Copy out all of the material exactly.
########
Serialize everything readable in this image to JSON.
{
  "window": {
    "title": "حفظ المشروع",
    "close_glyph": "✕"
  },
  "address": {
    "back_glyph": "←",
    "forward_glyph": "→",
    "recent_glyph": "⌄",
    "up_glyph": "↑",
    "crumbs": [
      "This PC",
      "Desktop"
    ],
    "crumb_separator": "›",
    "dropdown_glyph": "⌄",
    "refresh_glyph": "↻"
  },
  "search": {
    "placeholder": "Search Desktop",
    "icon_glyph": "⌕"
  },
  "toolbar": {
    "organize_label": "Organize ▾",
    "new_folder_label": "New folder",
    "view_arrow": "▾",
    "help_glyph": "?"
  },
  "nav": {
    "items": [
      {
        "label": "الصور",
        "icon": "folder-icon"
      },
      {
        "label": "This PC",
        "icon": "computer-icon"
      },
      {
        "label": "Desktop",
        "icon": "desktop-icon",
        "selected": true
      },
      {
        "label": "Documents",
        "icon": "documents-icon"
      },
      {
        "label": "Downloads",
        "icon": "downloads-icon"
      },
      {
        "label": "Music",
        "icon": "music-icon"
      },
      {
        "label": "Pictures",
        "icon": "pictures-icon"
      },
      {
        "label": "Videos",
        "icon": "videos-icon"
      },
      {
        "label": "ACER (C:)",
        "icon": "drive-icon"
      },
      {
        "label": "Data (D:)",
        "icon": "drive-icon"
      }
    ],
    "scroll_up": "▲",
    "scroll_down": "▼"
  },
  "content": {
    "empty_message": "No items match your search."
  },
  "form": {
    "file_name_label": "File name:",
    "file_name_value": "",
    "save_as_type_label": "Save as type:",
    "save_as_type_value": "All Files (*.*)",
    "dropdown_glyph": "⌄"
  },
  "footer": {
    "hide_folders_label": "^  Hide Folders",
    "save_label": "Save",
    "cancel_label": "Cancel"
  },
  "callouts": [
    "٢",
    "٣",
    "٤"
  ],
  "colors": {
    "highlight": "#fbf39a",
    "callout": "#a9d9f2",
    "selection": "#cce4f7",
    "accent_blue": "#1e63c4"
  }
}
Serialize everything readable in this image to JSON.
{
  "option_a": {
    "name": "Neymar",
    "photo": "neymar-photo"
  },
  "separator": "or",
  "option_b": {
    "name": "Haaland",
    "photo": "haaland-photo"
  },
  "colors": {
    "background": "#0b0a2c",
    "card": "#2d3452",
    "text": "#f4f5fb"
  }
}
########
COMPLETE ANSWER:
Serialize everything readable in this image to JSON.
{
  "window": {
    "title": "حفظ المشروع",
    "close_glyph": "✕"
  },
  "address": {
    "back_glyph": "←",
    "forward_glyph": "→",
    "recent_glyph": "⌄",
    "up_glyph": "↑",
    "crumbs": [
      "This PC",
      "Desktop"
    ],
    "crumb_separator": "›",
    "dropdown_glyph": "⌄",
    "refresh_glyph": "↻"
  },
  "search": {
    "placeholder": "Search Desktop",
    "icon_glyph": "⌕"
  },
  "toolbar": {
    "organize_label": "Organize ▾",
    "new_folder_label": "New folder",
    "view_arrow": "▾",
    "help_glyph": "?"
  },
  "nav": {
    "items": [
      {
        "label": "الصور",
        "icon": "folder-icon"
      },
      {
        "label": "This PC",
        "icon": "computer-icon"
      },
      {
        "label": "Desktop",
        "icon": "desktop-icon",
        "selected": true
      },
      {
        "label": "Documents",
        "icon": "documents-icon"
      },
      {
        "label": "Downloads",
        "icon": "downloads-icon"
      },
      {
        "label": "Music",
        "icon": "music-icon"
      },
      {
        "label": "Pictures",
        "icon": "pictures-icon"
      },
      {
        "label": "Videos",
        "icon": "videos-icon"
      },
      {
        "label": "ACER (C:)",
        "icon": "drive-icon"
      },
      {
        "label": "Data (D:)",
        "icon": "drive-icon"
      }
    ],
    "scroll_up": "▲",
    "scroll_down": "▼"
  },
  "content": {
    "empty_message": "No items match your search."
  },
  "form": {
    "file_name_label": "File name:",
    "file_name_value": "",
    "save_as_type_label": "Save as type:",
    "save_as_type_value": "All Files (*.*)",
    "dropdown_glyph": "⌄"
  },
  "footer": {
    "hide_folders_label": "^  Hide Folders",
    "save_label": "Save",
    "cancel_label": "Cancel"
  },
  "callouts": [
    "٢",
    "٣",
    "٤"
  ],
  "colors": {
    "highlight": "#fbf39a",
    "callout": "#a9d9f2",
    "selection": "#cce4f7",
    "accent_blue": "#1e63c4"
  }
}
Serialize everything readable in this image to JSON.
{
  "option_a": {
    "name": "Neymar",
    "photo": "neymar-photo"
  },
  "separator": "or",
  "option_b": {
    "name": "Haaland",
    "photo": "haaland-photo"
  },
  "colors": {
    "background": "#0b0a2c",
    "card": "#2d3452",
    "text": "#f4f5fb"
  }
}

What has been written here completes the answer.